-------- Data supplied --------

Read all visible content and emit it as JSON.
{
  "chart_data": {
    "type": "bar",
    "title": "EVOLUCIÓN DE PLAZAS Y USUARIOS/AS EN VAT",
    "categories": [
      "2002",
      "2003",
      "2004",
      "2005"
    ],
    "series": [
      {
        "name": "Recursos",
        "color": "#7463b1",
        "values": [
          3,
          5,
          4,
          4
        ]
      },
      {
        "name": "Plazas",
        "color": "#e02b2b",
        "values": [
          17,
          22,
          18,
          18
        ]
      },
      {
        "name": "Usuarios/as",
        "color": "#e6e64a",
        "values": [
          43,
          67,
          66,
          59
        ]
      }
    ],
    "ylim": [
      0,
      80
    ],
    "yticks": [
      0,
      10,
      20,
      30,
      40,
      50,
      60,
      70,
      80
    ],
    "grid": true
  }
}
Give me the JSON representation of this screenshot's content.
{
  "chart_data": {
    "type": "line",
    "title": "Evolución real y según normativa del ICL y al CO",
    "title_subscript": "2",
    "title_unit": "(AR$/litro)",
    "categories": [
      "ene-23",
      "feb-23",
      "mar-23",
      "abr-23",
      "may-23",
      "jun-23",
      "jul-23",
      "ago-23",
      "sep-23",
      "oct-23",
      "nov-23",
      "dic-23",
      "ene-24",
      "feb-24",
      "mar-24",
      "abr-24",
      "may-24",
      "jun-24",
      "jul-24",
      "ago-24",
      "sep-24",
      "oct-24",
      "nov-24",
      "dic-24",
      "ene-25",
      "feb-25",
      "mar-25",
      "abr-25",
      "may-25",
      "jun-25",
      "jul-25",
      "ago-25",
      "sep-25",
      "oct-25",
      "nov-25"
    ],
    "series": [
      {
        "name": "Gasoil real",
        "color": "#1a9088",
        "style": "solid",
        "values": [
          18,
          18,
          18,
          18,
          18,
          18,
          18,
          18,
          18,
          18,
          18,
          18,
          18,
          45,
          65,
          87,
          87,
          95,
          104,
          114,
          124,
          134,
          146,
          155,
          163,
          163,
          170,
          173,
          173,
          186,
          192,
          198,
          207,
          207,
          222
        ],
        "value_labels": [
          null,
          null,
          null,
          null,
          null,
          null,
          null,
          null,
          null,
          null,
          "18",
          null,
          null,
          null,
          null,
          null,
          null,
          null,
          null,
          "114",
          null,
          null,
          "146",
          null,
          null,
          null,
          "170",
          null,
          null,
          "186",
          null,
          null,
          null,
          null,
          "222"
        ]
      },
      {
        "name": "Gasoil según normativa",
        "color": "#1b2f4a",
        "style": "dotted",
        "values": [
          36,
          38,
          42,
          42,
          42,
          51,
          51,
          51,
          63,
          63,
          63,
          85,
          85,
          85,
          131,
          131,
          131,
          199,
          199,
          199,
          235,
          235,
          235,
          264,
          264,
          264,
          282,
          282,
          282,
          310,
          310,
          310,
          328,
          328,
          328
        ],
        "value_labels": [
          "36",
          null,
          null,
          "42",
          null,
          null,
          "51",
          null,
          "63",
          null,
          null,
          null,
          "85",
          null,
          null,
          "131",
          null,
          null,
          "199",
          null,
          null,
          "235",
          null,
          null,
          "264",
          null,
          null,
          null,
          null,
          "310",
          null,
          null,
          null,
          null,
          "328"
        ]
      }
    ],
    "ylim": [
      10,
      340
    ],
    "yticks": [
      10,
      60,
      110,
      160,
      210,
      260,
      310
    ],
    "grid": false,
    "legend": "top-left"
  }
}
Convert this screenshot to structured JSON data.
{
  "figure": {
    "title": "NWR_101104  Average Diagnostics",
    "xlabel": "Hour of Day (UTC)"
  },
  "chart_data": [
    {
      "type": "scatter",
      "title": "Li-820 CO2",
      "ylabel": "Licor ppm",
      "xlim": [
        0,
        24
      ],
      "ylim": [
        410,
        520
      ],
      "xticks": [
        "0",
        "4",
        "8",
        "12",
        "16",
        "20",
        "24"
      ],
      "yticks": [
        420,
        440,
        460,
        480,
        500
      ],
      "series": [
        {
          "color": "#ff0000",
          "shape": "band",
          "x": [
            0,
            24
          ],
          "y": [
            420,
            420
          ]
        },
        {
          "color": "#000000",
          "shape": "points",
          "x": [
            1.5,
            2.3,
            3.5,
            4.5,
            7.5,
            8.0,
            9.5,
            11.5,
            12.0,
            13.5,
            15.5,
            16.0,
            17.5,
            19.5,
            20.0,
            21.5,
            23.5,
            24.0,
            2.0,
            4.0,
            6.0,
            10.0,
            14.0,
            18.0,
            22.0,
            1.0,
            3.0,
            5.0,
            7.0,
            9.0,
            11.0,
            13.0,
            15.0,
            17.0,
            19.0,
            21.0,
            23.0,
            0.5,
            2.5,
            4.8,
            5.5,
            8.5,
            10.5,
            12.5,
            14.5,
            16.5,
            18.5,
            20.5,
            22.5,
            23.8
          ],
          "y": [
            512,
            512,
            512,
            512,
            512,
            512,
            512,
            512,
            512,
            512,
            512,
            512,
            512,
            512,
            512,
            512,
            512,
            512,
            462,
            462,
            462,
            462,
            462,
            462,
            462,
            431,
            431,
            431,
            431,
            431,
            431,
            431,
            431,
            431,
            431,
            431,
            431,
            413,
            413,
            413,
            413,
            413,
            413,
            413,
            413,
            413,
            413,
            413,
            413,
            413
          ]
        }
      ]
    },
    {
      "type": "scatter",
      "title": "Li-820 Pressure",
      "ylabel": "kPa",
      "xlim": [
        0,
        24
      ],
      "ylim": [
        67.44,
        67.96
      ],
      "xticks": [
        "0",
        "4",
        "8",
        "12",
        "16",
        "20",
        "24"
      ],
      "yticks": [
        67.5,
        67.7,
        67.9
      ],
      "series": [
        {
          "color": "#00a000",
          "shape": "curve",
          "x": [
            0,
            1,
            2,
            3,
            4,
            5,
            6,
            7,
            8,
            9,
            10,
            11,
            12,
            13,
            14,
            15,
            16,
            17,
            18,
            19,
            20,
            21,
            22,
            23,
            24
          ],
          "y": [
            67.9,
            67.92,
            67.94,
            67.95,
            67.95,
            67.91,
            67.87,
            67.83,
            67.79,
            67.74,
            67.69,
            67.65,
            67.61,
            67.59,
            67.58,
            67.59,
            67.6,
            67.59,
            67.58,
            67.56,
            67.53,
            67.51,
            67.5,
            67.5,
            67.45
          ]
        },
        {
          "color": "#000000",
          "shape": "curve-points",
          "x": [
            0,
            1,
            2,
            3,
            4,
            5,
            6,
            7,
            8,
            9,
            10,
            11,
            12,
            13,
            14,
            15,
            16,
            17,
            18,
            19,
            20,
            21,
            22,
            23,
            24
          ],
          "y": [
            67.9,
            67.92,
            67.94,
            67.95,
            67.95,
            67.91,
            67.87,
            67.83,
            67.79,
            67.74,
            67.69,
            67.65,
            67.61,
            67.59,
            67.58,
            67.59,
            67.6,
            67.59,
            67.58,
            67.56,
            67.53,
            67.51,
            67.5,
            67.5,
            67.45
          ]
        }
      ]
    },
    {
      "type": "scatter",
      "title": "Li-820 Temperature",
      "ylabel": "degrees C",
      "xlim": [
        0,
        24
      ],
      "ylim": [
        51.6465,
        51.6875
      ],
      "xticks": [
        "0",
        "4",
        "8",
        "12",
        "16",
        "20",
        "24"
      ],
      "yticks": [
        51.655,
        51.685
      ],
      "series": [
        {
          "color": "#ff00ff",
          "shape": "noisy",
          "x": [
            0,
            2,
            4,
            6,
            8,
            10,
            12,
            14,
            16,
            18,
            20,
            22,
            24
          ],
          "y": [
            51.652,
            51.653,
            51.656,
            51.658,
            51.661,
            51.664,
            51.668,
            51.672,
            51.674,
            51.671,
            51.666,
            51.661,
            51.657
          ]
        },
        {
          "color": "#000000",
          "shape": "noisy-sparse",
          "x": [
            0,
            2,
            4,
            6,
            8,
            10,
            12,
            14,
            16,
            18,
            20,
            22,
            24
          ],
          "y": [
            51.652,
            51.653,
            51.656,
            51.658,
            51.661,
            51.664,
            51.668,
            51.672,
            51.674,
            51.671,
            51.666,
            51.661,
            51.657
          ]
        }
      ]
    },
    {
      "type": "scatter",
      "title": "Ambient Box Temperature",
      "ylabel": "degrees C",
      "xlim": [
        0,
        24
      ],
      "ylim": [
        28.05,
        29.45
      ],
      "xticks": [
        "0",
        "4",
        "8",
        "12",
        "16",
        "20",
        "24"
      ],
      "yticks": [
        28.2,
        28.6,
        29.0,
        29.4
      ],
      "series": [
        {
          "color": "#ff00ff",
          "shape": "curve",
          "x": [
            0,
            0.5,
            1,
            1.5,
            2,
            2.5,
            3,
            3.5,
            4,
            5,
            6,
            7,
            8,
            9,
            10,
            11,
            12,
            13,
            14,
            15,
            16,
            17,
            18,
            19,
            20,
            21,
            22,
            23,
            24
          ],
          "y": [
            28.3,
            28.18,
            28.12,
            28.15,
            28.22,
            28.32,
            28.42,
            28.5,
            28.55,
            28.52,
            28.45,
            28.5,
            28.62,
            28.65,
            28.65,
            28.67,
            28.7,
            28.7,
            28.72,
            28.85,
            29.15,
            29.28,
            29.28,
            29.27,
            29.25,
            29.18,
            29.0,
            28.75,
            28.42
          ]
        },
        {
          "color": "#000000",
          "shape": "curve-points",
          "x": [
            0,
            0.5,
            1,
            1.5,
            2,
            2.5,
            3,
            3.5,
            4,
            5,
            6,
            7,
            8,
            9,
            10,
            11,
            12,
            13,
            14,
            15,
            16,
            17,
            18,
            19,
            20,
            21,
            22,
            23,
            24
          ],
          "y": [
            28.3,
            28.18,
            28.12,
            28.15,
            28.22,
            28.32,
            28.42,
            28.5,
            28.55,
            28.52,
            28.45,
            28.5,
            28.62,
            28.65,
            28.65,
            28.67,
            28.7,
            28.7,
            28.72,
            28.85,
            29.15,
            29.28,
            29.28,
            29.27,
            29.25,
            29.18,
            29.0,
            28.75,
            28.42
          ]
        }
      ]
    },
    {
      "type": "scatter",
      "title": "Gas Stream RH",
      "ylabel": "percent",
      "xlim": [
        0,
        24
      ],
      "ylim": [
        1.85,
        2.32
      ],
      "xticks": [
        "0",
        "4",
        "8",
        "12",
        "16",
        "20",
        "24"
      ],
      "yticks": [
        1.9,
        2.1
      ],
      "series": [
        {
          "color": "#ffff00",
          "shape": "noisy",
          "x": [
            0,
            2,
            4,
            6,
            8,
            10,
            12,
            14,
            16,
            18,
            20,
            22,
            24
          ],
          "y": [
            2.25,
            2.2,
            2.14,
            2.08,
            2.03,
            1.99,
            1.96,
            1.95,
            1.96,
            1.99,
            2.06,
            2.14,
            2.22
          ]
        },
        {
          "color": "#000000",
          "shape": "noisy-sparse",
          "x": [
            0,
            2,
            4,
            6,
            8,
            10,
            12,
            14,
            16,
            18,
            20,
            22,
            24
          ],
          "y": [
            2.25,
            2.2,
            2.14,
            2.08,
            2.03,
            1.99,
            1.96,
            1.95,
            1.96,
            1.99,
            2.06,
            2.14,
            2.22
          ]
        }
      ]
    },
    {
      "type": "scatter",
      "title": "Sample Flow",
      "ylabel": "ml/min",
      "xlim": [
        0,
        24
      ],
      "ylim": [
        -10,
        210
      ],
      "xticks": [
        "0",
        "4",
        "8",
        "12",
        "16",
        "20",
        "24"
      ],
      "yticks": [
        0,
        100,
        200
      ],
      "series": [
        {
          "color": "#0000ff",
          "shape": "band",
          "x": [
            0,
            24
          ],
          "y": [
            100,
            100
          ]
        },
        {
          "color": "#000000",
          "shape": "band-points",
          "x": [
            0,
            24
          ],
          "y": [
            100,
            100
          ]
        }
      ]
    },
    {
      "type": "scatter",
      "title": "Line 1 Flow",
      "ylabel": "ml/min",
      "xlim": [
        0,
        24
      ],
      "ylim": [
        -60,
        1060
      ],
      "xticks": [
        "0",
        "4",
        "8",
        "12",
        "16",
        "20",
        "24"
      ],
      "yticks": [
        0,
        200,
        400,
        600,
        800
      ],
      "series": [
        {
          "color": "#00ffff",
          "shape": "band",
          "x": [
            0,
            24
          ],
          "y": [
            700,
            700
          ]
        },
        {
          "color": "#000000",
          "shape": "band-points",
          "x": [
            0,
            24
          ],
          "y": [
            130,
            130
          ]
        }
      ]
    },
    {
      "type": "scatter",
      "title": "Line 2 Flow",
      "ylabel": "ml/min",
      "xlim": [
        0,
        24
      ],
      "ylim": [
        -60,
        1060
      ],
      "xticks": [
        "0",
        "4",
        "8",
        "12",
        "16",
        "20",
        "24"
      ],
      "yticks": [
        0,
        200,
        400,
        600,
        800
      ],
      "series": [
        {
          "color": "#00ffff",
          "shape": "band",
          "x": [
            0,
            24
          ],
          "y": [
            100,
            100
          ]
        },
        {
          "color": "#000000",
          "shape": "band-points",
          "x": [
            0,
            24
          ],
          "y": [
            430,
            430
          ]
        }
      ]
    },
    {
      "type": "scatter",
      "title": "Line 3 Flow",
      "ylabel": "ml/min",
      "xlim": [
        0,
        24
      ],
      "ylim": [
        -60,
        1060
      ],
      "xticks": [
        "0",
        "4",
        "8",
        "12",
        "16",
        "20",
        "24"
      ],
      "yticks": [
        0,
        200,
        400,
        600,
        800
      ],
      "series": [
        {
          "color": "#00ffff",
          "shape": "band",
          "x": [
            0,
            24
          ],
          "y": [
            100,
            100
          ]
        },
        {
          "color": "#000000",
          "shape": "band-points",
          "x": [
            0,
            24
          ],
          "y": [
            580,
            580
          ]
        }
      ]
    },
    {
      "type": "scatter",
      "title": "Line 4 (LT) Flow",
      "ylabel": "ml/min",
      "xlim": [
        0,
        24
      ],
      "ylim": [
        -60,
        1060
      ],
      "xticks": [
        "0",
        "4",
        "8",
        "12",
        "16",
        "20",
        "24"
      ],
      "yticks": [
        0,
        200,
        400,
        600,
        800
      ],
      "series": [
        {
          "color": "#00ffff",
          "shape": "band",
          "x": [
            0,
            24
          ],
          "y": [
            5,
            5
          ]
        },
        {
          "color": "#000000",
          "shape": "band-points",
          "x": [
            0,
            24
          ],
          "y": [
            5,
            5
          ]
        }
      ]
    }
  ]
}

--------

What this task involves | Which lines in the data above contain "normativa"? Show each one.

Answer below |
    "title": "Evolución real y según normativa del ICL y al CO",
        "name": "Gasoil según normativa",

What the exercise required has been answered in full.